__Task details__. Search the listing below for the string "Rozdział" and show each line that contains it.

........

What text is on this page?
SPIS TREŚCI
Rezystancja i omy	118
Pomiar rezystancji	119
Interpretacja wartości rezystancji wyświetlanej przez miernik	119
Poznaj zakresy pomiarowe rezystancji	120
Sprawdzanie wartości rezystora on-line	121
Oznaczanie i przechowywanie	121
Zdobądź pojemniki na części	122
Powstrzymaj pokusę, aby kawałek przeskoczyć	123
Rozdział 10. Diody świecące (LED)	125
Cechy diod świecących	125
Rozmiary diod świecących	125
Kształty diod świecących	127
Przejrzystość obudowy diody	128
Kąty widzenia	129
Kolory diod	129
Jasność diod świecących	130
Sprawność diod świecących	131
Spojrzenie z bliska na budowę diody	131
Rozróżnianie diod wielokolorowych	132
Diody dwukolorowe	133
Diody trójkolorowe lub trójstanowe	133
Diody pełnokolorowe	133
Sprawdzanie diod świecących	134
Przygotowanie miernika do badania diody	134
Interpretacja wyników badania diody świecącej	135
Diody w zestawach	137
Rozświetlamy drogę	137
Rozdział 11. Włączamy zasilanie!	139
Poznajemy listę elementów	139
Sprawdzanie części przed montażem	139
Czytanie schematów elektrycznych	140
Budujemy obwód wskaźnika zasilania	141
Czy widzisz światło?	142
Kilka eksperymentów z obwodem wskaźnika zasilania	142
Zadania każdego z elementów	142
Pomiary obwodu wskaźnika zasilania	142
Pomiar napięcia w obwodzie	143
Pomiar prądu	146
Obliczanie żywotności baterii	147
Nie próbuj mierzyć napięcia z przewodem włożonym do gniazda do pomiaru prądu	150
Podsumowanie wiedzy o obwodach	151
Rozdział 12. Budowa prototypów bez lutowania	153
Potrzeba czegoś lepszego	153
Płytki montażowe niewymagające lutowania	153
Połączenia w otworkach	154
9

........

__The output__.
Rozdział 10. Diody świecące (LED)	125
Rozdział 11. Włączamy zasilanie!	139
Rozdział 12. Budowa prototypów bez lutowania	153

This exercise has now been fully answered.